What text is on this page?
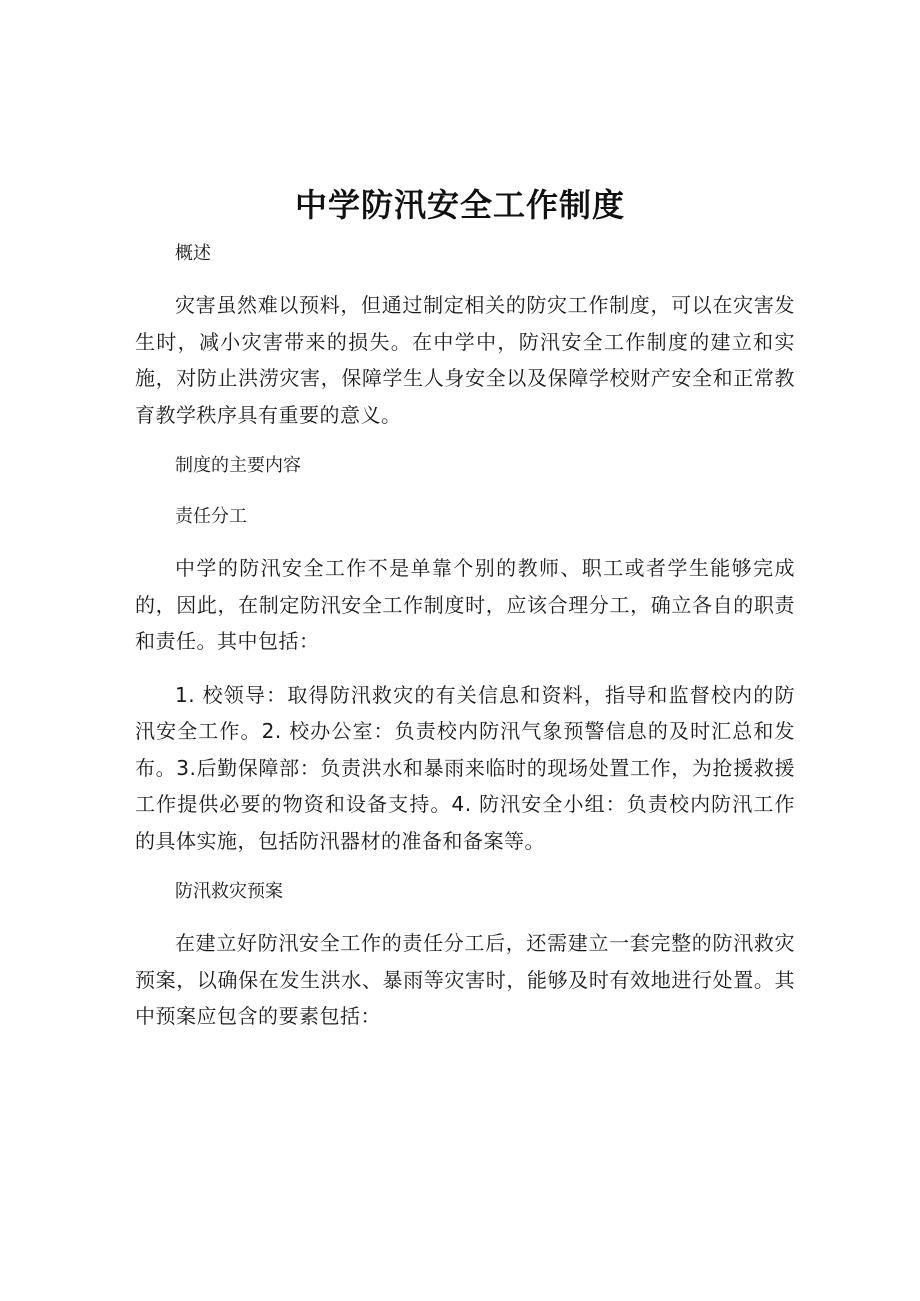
中学防汛安全工作制度

概述

灾害虽然难以预料，但通过制定相关的防灾工作制度，可以在灾害发生时，减小灾害带来的损失。在中学中，防汛安全工作制度的建立和实施，对防止洪涝灾害，保障学生人身安全以及保障学校财产安全和正常教育教学秩序具有重要的意义。

制度的主要内容

责任分工

中学的防汛安全工作不是单靠个别的教师、职工或者学生能够完成的，因此，在制定防汛安全工作制度时，应该合理分工，确立各自的职责和责任。其中包括：

1. 校领导：取得防汛救灾的有关信息和资料，指导和监督校内的防汛安全工作。2. 校办公室：负责校内防汛气象预警信息的及时汇总和发布。3.后勤保障部：负责洪水和暴雨来临时的现场处置工作，为抢援救援工作提供必要的物资和设备支持。4. 防汛安全小组：负责校内防汛工作的具体实施，包括防汛器材的准备和备案等。

防汛救灾预案

在建立好防汛安全工作的责任分工后，还需建立一套完整的防汛救灾预案，以确保在发生洪水、暴雨等灾害时，能够及时有效地进行处置。其中预案应包含的要素包括：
════════════════════
▶ **Written task**
Return the listing above word for word, with the pictures removed.

▶ **Finished exercise**
What text is on this page?
中学防汛安全工作制度

概述

灾害虽然难以预料，但通过制定相关的防灾工作制度，可以在灾害发生时，减小灾害带来的损失。在中学中，防汛安全工作制度的建立和实施，对防止洪涝灾害，保障学生人身安全以及保障学校财产安全和正常教育教学秩序具有重要的意义。

制度的主要内容

责任分工

中学的防汛安全工作不是单靠个别的教师、职工或者学生能够完成的，因此，在制定防汛安全工作制度时，应该合理分工，确立各自的职责和责任。其中包括：

1. 校领导：取得防汛救灾的有关信息和资料，指导和监督校内的防汛安全工作。2. 校办公室：负责校内防汛气象预警信息的及时汇总和发布。3.后勤保障部：负责洪水和暴雨来临时的现场处置工作，为抢援救援工作提供必要的物资和设备支持。4. 防汛安全小组：负责校内防汛工作的具体实施，包括防汛器材的准备和备案等。

防汛救灾预案

在建立好防汛安全工作的责任分工后，还需建立一套完整的防汛救灾预案，以确保在发生洪水、暴雨等灾害时，能够及时有效地进行处置。其中预案应包含的要素包括：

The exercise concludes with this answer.